╭─ Records for this exercise

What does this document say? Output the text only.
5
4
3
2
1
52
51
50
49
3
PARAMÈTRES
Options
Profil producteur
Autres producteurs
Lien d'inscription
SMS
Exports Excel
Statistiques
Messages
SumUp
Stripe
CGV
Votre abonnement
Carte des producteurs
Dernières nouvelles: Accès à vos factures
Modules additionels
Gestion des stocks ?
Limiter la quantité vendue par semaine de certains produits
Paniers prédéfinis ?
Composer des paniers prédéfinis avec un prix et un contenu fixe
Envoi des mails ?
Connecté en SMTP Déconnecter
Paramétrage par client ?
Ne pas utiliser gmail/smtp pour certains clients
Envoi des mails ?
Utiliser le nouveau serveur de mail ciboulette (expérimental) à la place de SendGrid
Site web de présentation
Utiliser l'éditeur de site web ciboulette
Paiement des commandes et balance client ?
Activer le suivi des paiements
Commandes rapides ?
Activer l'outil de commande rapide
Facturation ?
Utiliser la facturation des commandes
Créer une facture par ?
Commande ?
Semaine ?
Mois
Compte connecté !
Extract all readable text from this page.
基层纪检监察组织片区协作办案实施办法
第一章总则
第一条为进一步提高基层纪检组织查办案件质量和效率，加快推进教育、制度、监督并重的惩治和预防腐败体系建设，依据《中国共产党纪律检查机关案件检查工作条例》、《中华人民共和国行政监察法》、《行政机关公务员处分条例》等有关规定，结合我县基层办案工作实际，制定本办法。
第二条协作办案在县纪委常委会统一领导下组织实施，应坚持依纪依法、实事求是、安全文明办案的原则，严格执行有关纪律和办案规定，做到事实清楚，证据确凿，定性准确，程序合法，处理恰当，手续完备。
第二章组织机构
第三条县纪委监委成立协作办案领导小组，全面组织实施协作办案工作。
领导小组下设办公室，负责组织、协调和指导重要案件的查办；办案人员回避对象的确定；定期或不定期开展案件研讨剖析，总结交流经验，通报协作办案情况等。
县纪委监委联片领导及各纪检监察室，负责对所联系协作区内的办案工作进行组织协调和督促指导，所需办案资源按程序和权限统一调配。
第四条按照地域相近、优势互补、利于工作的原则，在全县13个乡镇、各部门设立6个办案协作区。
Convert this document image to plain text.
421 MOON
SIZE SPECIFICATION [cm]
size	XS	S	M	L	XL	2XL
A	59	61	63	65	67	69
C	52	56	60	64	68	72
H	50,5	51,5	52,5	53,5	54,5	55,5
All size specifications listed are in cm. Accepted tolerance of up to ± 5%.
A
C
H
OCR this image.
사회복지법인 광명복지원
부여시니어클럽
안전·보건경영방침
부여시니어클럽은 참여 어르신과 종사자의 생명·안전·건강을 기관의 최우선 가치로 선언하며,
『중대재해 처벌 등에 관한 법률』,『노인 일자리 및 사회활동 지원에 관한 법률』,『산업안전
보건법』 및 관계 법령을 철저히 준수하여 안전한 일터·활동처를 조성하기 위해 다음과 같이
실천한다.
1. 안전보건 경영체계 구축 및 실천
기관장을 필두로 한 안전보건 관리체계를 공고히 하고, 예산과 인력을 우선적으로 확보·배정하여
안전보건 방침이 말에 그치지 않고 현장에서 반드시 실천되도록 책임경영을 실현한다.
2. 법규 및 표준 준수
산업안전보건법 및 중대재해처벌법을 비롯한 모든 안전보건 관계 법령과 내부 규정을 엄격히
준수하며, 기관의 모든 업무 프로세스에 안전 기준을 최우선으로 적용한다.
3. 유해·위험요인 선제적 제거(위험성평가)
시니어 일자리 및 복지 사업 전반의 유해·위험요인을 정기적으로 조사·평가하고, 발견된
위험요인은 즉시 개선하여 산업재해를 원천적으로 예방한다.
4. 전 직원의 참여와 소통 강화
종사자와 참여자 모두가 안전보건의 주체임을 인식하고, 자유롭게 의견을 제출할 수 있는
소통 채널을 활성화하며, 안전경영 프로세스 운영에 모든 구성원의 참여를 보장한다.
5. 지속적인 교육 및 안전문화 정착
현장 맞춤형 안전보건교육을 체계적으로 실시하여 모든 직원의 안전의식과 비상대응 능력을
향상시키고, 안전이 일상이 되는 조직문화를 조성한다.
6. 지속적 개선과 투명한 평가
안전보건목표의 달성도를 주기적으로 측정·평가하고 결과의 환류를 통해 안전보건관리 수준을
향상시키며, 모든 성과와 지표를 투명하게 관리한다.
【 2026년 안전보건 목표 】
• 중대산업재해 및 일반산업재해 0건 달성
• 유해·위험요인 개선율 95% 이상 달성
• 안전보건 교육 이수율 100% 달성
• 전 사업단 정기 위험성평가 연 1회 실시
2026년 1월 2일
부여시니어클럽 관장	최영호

╰─

Task instructions: Go through the entries and return each line where the word "ciboulette" appears.

Written answer:
Utiliser le nouveau serveur de mail ciboulette (expérimental) à la place de SendGrid
Utiliser l'éditeur de site web ciboulette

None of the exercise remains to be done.